As part of my ongoing Project Reclaim, and spurred on by D’Arcy Norman’s recent post on abandoning Flickr, I’ve been playing with openphoto.me.

In a similar way to the idea behind Unhosted, you bring your own data (i.e. photos) and the application does something with it (i.e. display them nicely, allow you to share them easily). I’m using Dropbox, but you can use Amazon S3, Box.net and more.

I like openphoto.me. I’ve uploaded two sets, one public and one private. The private one is of my children and shared only with family. The public one is of some photos I took down at Druridge Bay yesterday.

Where do you store your photos? Why?

4 thoughts on “Project Reclaim: experimenting with openphoto.me

  1. Hi Doug,
    Gave http://johnjohnston.openphoto.me a shot a week or two ago. I like the Dropbox integration but it lacks Flickr features I like, difficult to set CC license for example. Not too sure I fully understand how openphoto works, photos seem to be duplicated on their servers?
    I like the fact that I pay for Flickr make me feel, perhaps naively, secure. I just blogged some worries about posterous http://johnjohnston.info/blog/?e=2287 which can extend to other free services.

    1. John,

      Good feedback. I’m a lead developer on OpenPhoto.

      The reason the photos are duplicated are because we don’t want to store multiple low resolution versions of a given photo in your dropbox account. Even if we wanted to it would be difficult and slow to load images into a web page directly from Dropbox. We’ve been keeping an ear out to see if this is confusing or not. Most people don’t notice and are primarily concerned about the originals showing up in their Dropbox account.

      I’d also be curious what you found difficult about CC licensing.

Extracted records
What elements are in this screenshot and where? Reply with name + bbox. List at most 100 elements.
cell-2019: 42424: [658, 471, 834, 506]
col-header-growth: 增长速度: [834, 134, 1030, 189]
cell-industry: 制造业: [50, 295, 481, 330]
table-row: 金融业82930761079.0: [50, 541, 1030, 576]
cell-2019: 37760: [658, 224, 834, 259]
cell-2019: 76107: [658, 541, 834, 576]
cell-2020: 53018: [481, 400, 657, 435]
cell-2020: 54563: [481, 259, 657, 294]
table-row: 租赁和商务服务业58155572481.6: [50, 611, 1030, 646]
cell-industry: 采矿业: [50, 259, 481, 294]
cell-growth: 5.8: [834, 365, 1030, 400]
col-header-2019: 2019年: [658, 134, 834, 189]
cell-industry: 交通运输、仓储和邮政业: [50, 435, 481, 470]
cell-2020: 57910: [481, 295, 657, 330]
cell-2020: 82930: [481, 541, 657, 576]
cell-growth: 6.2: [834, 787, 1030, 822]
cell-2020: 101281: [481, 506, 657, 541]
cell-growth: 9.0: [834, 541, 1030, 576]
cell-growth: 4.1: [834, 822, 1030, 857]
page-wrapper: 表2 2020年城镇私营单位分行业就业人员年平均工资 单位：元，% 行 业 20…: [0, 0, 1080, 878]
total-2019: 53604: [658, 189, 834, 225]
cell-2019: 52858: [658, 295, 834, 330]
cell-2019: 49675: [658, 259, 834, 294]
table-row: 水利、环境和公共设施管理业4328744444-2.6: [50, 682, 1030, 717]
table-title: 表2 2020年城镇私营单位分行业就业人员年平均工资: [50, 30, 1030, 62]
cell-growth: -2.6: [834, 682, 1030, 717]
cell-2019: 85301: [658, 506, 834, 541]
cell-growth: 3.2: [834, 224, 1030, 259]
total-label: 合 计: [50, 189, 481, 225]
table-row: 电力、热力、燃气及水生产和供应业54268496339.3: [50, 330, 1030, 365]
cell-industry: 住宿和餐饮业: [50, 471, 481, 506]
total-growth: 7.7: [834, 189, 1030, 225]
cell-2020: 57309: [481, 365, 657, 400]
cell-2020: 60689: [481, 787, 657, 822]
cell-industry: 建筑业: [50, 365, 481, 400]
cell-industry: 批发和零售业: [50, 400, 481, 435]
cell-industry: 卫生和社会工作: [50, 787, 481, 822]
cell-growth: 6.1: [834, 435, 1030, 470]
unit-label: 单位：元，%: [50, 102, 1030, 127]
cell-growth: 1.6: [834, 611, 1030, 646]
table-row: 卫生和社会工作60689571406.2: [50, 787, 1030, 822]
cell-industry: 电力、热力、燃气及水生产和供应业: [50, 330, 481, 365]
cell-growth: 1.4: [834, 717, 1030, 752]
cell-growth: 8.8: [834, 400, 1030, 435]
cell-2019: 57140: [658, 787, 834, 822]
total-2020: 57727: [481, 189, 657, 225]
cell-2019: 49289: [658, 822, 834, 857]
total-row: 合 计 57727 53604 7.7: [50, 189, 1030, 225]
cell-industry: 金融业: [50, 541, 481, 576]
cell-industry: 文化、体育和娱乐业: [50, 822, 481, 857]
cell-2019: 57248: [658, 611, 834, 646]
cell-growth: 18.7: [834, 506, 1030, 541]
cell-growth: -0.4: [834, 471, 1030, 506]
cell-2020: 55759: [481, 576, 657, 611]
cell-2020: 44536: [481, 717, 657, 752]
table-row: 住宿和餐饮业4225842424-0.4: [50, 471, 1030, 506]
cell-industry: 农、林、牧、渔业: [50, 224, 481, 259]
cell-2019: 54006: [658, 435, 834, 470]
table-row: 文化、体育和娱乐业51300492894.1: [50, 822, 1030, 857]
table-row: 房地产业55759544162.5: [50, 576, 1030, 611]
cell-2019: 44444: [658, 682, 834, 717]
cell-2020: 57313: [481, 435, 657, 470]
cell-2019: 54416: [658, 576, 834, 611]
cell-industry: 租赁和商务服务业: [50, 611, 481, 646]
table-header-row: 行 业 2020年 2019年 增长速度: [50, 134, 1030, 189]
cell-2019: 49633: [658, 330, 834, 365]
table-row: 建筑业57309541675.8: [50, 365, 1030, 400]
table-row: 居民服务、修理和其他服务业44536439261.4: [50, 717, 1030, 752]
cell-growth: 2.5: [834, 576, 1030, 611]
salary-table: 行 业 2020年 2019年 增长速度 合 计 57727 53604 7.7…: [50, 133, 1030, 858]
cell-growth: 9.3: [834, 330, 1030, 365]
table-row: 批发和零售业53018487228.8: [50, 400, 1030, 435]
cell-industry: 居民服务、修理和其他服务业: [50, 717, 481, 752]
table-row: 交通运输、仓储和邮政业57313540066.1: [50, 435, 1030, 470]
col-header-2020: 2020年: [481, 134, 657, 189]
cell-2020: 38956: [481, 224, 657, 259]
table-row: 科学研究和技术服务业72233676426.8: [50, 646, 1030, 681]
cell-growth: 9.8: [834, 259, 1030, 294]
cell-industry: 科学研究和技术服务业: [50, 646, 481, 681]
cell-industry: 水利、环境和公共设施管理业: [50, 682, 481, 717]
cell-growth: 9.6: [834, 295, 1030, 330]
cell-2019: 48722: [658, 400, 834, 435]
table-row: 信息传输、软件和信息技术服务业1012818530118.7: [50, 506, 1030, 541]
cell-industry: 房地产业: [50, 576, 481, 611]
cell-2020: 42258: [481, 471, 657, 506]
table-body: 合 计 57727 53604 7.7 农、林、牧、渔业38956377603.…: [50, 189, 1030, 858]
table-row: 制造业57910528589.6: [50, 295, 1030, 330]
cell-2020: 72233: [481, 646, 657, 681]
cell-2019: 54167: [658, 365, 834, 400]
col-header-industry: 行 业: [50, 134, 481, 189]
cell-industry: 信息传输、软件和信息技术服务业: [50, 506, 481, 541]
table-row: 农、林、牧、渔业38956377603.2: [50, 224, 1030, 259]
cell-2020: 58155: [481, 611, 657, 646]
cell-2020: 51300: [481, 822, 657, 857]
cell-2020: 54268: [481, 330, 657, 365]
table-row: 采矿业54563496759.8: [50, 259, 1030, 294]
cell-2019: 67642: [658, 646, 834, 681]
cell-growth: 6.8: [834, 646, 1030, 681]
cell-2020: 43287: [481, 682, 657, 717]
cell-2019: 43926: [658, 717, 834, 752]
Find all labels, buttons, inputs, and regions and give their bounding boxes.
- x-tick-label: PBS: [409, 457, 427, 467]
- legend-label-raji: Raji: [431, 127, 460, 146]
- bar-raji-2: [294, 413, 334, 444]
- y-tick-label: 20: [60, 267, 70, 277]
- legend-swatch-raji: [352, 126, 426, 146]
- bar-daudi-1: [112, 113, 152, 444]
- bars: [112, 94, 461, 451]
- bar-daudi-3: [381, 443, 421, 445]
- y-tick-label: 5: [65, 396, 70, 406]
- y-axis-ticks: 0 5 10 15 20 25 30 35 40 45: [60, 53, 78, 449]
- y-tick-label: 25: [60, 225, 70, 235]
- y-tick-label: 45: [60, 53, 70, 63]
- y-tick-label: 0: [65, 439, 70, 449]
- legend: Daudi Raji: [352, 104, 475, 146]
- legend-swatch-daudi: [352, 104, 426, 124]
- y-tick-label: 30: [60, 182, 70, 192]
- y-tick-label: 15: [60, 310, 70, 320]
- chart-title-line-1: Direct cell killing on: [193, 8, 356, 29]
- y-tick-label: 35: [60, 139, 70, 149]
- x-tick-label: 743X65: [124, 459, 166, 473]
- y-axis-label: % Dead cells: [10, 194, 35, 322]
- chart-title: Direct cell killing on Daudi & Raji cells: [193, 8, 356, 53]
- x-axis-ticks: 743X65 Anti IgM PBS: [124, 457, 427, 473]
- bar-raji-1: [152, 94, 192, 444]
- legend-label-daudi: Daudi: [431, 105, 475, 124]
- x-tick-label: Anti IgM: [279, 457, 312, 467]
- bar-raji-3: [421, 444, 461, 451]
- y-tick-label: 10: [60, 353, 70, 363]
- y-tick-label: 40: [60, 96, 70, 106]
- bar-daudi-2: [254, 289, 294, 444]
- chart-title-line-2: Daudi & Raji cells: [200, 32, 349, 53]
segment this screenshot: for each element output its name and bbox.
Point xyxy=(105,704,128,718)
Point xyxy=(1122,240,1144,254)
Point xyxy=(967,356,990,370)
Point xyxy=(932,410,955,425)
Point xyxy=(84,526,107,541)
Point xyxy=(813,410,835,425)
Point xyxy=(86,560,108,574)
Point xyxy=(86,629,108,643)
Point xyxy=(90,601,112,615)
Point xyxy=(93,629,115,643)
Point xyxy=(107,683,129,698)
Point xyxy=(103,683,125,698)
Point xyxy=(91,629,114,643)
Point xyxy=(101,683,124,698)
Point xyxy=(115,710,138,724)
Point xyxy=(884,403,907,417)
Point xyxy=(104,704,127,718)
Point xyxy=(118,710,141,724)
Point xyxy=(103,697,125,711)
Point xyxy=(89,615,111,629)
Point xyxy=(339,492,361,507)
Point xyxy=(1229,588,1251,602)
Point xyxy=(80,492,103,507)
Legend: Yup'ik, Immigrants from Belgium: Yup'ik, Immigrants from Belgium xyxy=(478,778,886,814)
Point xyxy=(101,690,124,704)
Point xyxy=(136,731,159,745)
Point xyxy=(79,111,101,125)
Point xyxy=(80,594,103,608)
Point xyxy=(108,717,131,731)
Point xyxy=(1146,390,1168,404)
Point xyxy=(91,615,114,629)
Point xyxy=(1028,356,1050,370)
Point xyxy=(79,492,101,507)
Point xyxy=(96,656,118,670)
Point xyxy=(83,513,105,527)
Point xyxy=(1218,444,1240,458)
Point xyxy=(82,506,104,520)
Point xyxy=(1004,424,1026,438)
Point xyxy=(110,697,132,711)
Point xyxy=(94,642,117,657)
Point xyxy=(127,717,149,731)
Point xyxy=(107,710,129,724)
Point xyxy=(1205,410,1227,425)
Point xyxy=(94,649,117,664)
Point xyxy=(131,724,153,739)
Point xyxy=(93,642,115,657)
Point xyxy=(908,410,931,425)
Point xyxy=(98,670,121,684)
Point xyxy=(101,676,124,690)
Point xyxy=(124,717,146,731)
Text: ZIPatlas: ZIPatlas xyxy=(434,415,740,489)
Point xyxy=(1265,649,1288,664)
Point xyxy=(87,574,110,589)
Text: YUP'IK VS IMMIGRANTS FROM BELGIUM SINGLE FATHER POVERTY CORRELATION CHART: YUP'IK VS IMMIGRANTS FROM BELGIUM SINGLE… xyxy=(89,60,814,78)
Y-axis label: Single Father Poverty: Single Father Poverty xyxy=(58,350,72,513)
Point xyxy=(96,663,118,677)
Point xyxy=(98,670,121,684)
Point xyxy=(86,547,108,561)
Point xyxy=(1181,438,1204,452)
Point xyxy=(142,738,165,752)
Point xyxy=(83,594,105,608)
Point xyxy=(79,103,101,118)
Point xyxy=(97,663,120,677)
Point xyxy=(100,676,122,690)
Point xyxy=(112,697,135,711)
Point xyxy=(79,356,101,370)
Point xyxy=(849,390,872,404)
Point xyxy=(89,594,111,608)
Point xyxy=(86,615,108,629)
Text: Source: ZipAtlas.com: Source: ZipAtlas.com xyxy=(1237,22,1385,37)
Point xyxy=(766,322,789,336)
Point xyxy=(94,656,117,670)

→ **About this exercise**
Reproduce the openphoto.me blog post and its comments word for word.

→ **Solution to the problem**
As part of my ongoing Project Reclaim, and spurred on by D’Arcy Norman’s recent post on abandoning Flickr, I’ve been playing with openphoto.me.

In a similar way to the idea behind Unhosted, you bring your own data (i.e. photos) and the application does something with it (i.e. display them nicely, allow you to share them easily). I’m using Dropbox, but you can use Amazon S3, Box.net and more.

I like openphoto.me. I’ve uploaded two sets, one public and one private. The private one is of my children and shared only with family. The public one is of some photos I took down at Druridge Bay yesterday.

Where do you store your photos? Why?

4 thoughts on “Project Reclaim: experimenting with openphoto.me

  1. Hi Doug,
    Gave http://johnjohnston.openphoto.me a shot a week or two ago. I like the Dropbox integration but it lacks Flickr features I like, difficult to set CC license for example. Not too sure I fully understand how openphoto works, photos seem to be duplicated on their servers?
    I like the fact that I pay for Flickr make me feel, perhaps naively, secure. I just blogged some worries about posterous http://johnjohnston.info/blog/?e=2287 which can extend to other free services.

    1. John,

      Good feedback. I’m a lead developer on OpenPhoto.

      The reason the photos are duplicated are because we don’t want to store multiple low resolution versions of a given photo in your dropbox account. Even if we wanted to it would be difficult and slow to load images into a web page directly from Dropbox. We’ve been keeping an ear out to see if this is confusing or not. Most people don’t notice and are primarily concerned about the originals showing up in their Dropbox account.

      I’d also be curious what you found difficult about CC licensing.